*Problem*.
Go through the listing beneath this task and return every line that carries the string "text".

--- Begin Materials provided ---

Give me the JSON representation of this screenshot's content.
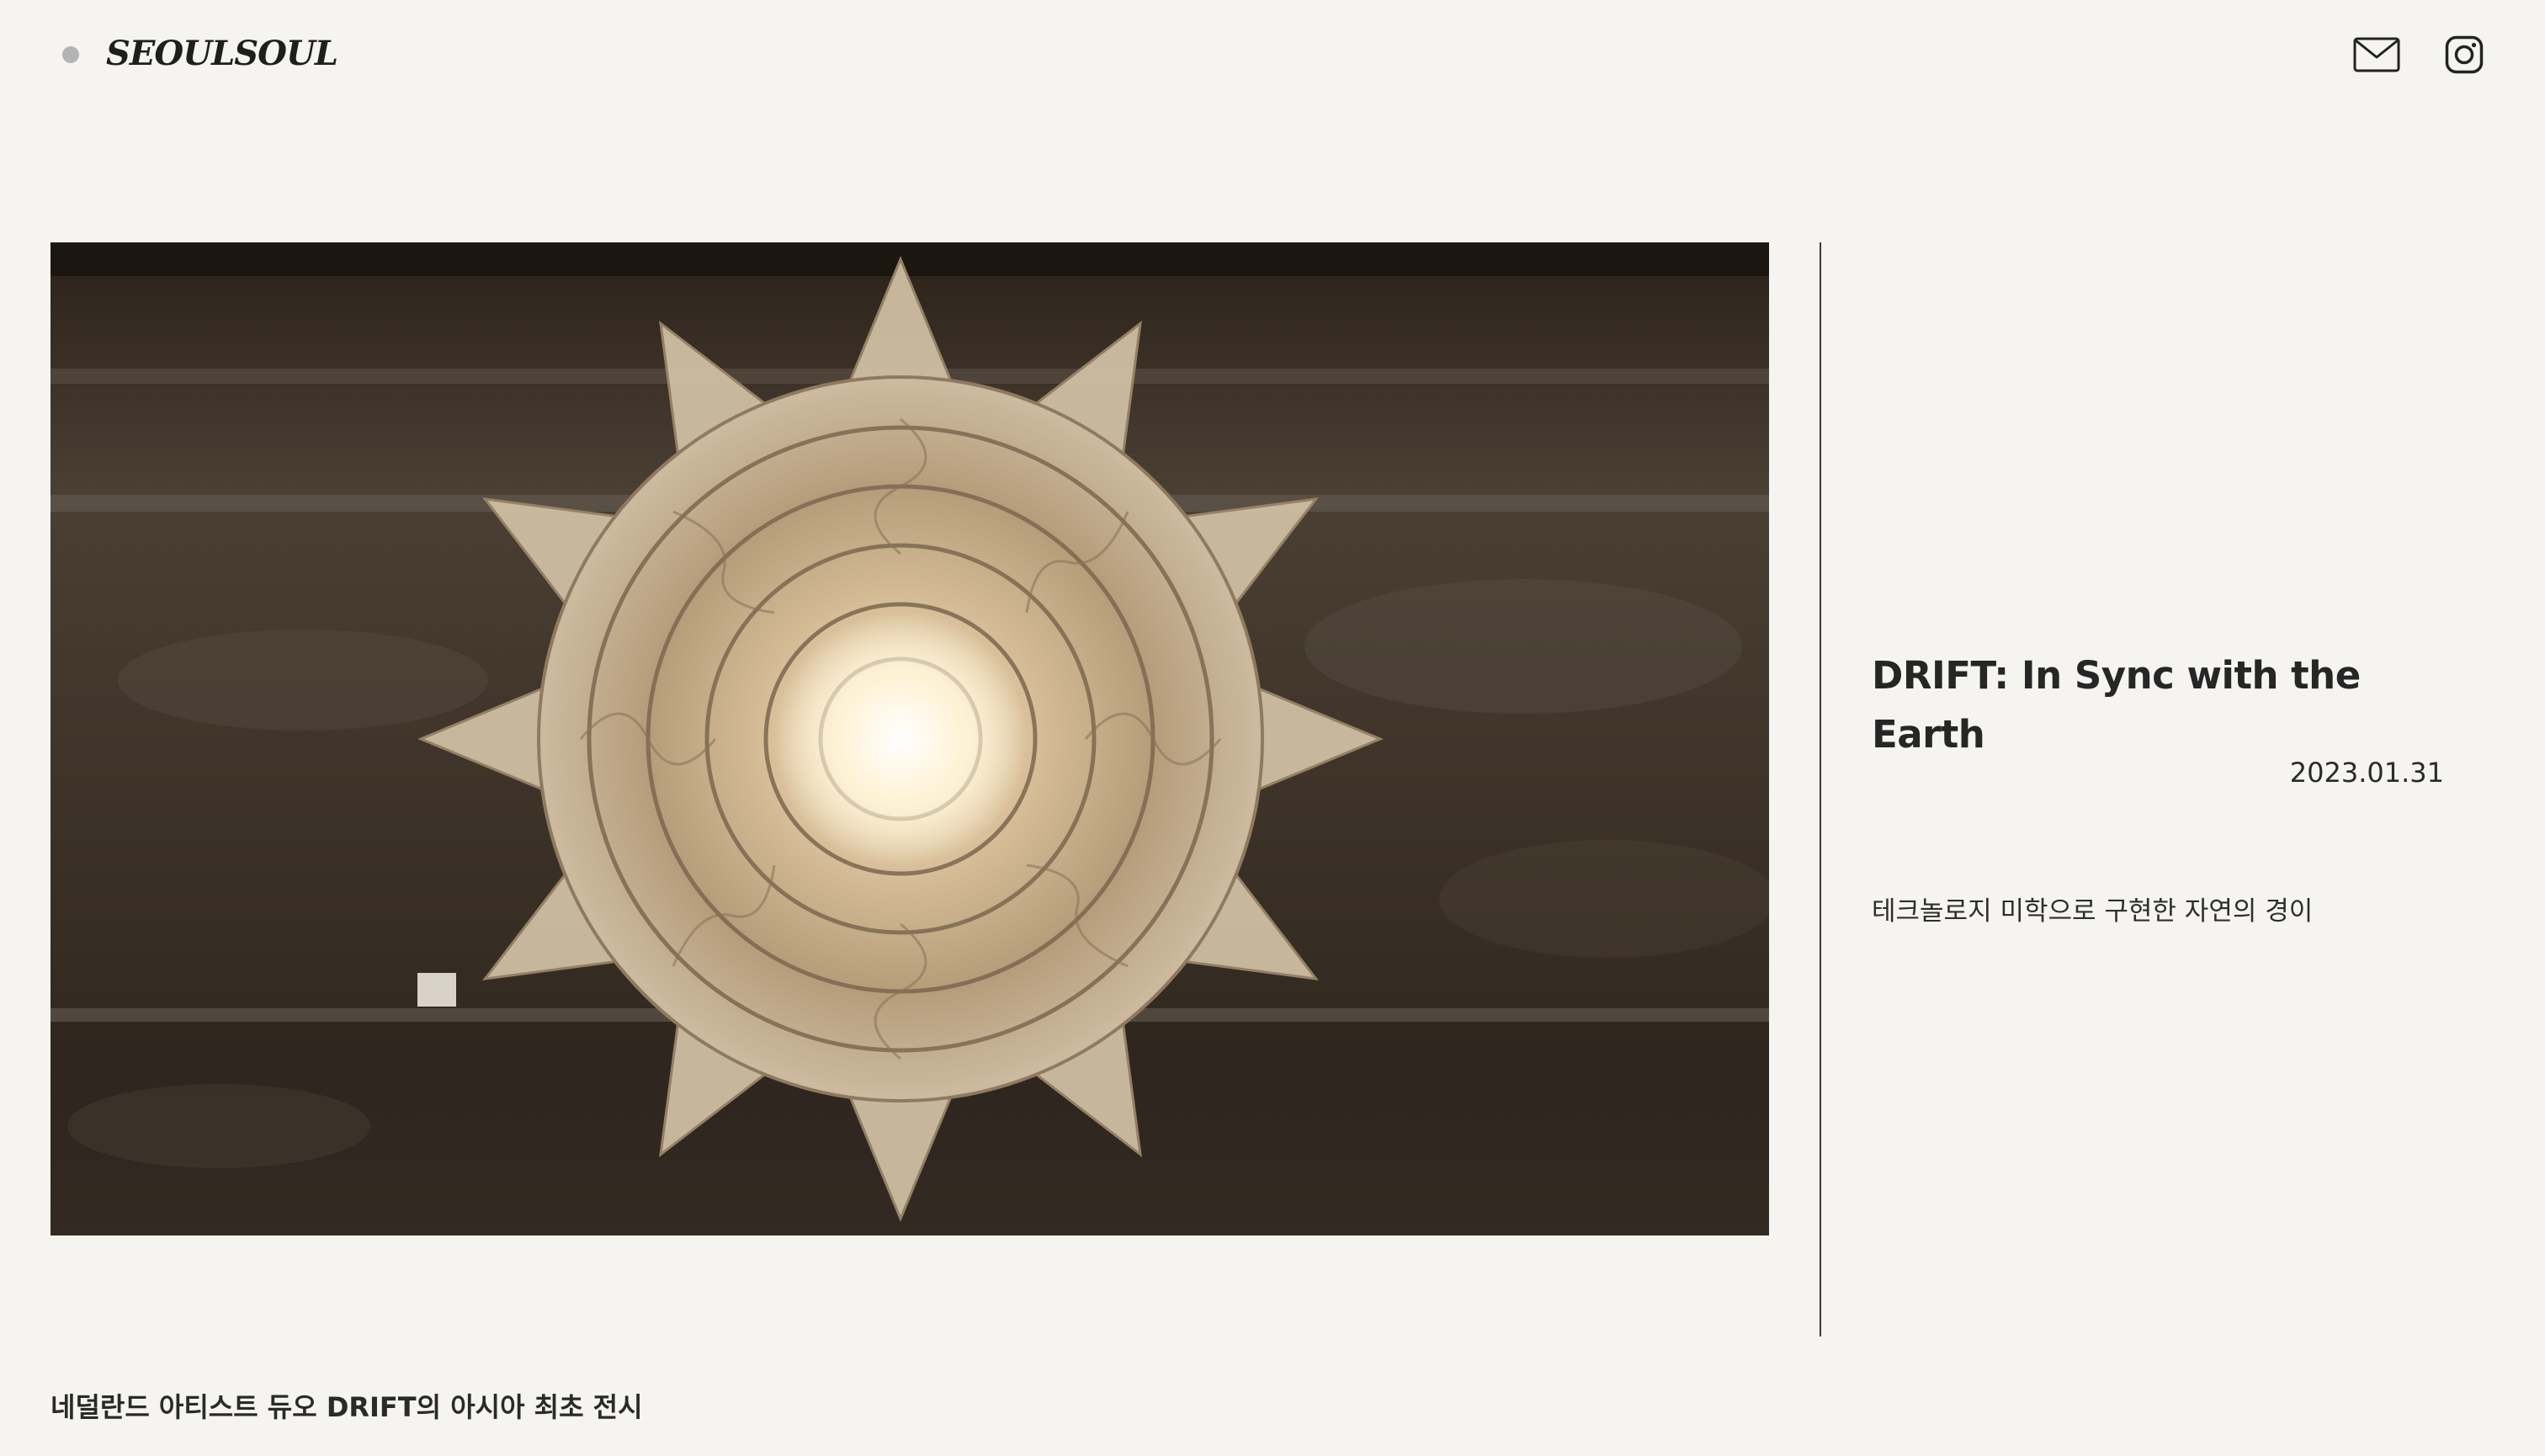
{
  "header": {
    "logo": "SEOULSOUL",
    "icons": [
      "mail-icon",
      "instagram-icon"
    ]
  },
  "hero": {
    "subject": "illuminated-flower-sculpture-image"
  },
  "article": {
    "title": "DRIFT: In Sync with the Earth",
    "date": "2023.01.31",
    "subtitle": "테크놀로지 미학으로 구현한 자연의 경이"
  },
  "caption": {
    "text": "네덜란드 아티스트 듀오 DRIFT의 아시아 최초 전시"
  },
  "colors": {
    "background": "#f5f4f0",
    "text": "#2b2b2b",
    "divider": "#3a3a3a",
    "dot": "#b4b4b4"
  }
}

--- End Materials provided ---

*Problem solution*.
    "text": "네덜란드 아티스트 듀오 DRIFT의 아시아 최초 전시"
    "text": "#2b2b2b",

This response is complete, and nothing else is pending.